> Information supplied:
--- Start ---
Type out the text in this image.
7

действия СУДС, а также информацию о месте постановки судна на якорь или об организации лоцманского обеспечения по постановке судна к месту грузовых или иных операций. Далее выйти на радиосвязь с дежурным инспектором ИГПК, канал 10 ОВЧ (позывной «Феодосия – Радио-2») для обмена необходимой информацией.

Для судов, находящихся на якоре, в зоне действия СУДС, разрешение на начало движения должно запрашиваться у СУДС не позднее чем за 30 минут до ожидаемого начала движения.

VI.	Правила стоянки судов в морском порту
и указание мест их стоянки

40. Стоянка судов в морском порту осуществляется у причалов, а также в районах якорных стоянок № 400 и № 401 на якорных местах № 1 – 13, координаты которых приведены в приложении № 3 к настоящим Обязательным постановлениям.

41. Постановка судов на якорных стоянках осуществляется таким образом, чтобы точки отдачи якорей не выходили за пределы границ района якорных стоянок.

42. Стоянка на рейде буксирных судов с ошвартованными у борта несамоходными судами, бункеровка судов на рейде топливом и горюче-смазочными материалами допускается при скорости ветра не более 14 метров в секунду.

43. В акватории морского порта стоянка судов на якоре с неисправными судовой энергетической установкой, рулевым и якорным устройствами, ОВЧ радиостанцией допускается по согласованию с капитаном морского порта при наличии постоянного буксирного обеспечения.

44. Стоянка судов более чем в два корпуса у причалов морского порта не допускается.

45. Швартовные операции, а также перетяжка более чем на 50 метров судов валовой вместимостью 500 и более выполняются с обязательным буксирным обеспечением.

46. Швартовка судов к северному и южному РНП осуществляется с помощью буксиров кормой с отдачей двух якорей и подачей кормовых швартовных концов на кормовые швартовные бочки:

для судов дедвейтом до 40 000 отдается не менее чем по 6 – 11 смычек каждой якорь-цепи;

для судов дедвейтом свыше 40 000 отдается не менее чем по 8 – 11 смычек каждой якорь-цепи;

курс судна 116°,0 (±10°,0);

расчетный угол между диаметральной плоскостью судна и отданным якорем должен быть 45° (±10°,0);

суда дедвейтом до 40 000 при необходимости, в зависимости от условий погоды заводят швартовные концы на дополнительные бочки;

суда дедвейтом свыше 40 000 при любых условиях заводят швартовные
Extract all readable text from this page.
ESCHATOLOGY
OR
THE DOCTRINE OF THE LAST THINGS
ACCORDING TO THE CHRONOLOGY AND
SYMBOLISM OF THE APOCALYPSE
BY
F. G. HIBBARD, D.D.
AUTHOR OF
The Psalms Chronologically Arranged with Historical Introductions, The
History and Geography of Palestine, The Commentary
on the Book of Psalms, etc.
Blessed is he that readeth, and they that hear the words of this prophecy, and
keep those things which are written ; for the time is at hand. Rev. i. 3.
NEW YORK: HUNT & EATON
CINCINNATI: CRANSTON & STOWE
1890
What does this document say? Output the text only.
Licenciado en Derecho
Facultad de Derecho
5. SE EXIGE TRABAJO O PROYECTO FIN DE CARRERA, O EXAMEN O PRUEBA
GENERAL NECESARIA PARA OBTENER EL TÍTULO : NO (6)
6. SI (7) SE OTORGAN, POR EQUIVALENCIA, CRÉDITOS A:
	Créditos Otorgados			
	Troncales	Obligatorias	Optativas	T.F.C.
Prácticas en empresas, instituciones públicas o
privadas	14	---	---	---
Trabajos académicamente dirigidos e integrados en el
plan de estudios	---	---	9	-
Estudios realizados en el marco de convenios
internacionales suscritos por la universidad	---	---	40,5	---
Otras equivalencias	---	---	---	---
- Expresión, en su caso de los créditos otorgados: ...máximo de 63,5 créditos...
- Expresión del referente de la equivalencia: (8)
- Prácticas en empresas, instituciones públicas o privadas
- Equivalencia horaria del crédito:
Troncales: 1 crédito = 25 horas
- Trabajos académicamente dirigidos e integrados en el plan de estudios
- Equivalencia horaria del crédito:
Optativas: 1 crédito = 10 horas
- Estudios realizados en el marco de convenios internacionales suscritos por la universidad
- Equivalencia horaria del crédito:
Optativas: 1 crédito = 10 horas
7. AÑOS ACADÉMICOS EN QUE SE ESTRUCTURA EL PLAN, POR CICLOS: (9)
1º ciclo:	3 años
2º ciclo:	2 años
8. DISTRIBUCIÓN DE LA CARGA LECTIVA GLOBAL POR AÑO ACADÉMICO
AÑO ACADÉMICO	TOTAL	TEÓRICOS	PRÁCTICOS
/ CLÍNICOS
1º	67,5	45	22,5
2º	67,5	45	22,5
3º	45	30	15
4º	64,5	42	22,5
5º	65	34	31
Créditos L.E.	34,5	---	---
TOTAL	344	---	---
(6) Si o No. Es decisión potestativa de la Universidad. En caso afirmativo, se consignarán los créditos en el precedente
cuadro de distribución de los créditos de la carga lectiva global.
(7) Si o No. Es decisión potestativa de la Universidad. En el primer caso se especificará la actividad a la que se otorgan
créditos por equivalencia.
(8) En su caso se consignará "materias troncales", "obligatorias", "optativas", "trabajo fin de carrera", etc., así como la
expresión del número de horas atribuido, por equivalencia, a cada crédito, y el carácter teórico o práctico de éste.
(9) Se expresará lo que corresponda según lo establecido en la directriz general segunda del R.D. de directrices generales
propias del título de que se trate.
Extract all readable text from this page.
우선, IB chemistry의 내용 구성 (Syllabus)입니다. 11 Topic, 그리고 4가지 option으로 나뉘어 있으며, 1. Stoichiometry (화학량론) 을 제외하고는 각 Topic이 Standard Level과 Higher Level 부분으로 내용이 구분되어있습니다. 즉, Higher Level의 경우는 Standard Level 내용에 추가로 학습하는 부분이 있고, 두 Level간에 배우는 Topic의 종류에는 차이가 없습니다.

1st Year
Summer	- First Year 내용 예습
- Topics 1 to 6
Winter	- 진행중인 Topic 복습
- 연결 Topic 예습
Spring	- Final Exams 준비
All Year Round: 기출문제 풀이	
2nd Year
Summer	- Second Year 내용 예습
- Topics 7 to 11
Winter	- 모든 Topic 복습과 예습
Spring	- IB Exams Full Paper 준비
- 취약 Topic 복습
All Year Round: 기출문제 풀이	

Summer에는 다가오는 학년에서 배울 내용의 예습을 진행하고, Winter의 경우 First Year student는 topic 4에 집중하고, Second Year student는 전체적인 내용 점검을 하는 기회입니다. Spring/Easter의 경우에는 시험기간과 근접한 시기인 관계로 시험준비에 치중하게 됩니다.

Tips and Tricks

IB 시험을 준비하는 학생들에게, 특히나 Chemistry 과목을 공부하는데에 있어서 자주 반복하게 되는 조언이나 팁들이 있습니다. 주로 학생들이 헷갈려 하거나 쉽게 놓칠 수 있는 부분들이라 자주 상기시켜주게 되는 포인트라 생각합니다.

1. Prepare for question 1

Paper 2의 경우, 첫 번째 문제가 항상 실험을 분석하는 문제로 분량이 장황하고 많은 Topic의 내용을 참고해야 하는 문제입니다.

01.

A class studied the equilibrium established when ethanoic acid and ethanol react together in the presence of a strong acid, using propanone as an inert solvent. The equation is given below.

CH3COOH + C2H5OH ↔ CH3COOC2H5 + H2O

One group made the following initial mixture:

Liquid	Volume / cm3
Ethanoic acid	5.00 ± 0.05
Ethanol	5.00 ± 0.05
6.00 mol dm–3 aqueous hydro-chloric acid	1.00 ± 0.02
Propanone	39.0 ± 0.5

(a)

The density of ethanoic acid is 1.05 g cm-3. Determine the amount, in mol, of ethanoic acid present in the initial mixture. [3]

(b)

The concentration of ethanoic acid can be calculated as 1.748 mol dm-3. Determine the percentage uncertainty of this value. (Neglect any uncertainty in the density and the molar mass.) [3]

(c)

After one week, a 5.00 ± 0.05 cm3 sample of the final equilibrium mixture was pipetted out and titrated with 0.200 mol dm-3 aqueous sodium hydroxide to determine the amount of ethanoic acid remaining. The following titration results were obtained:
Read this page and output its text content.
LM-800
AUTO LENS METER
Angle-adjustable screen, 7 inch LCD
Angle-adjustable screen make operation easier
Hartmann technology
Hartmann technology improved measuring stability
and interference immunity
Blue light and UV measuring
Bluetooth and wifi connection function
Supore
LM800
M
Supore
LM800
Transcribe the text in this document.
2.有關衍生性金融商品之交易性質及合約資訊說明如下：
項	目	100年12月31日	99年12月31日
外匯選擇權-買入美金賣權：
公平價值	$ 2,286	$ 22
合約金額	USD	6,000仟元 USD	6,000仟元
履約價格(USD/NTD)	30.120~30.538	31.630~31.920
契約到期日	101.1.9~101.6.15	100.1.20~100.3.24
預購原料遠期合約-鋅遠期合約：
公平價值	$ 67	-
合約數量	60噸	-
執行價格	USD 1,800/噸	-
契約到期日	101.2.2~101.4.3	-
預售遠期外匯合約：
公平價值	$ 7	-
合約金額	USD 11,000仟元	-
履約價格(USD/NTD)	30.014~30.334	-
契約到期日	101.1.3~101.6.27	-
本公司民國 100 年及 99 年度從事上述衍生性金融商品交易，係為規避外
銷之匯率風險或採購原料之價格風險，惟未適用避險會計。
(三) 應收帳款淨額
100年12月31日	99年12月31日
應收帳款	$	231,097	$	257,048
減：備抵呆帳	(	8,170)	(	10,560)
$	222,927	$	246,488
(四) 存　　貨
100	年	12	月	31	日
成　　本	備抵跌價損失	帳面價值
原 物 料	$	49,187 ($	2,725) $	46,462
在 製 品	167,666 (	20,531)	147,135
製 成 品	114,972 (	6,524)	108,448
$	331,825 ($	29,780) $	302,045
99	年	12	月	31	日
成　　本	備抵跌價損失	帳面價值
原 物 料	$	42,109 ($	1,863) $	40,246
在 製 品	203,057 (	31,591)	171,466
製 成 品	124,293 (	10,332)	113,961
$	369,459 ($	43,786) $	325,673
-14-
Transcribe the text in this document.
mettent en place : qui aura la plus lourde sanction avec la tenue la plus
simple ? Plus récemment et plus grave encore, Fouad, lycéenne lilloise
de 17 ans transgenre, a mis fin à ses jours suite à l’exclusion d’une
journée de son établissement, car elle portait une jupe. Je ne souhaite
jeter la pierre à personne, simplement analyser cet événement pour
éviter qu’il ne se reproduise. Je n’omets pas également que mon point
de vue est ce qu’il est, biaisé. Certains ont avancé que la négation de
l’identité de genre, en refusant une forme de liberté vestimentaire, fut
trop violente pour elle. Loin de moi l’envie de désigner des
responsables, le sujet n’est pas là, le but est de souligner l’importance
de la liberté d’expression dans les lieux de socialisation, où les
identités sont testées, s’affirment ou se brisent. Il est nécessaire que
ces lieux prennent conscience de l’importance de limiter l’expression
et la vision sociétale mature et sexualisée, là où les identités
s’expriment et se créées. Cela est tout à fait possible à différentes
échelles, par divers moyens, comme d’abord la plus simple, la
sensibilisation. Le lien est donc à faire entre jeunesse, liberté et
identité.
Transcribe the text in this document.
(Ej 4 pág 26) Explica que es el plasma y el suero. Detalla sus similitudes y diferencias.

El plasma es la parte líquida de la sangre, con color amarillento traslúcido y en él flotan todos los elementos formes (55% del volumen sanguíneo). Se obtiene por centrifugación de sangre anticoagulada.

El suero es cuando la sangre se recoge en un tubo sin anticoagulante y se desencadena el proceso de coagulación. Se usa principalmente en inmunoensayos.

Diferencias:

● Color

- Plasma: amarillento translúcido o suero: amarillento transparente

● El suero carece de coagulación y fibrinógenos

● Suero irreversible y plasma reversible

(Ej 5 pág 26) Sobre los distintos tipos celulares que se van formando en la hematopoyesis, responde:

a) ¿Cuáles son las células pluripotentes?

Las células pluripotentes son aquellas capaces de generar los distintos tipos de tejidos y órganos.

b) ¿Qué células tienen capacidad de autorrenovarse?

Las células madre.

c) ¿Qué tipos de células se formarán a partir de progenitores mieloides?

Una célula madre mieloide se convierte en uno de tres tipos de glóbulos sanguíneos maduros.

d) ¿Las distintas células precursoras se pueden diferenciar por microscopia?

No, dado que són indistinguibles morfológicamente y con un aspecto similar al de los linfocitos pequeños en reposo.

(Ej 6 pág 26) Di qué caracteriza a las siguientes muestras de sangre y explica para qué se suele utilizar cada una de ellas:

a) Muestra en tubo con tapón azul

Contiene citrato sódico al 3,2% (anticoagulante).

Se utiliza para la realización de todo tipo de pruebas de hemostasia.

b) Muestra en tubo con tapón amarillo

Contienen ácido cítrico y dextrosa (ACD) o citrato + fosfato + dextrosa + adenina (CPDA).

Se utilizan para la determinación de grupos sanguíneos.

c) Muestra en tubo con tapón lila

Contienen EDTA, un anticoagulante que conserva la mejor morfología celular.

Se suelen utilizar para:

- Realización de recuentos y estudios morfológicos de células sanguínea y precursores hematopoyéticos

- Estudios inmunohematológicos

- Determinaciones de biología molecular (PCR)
--- End ---
> Stated problem:
Search the entries for the word "instituciones" and copy every line that has it.

> Finished exercise:
Prácticas en empresas, instituciones públicas o
- Prácticas en empresas, instituciones públicas o privadas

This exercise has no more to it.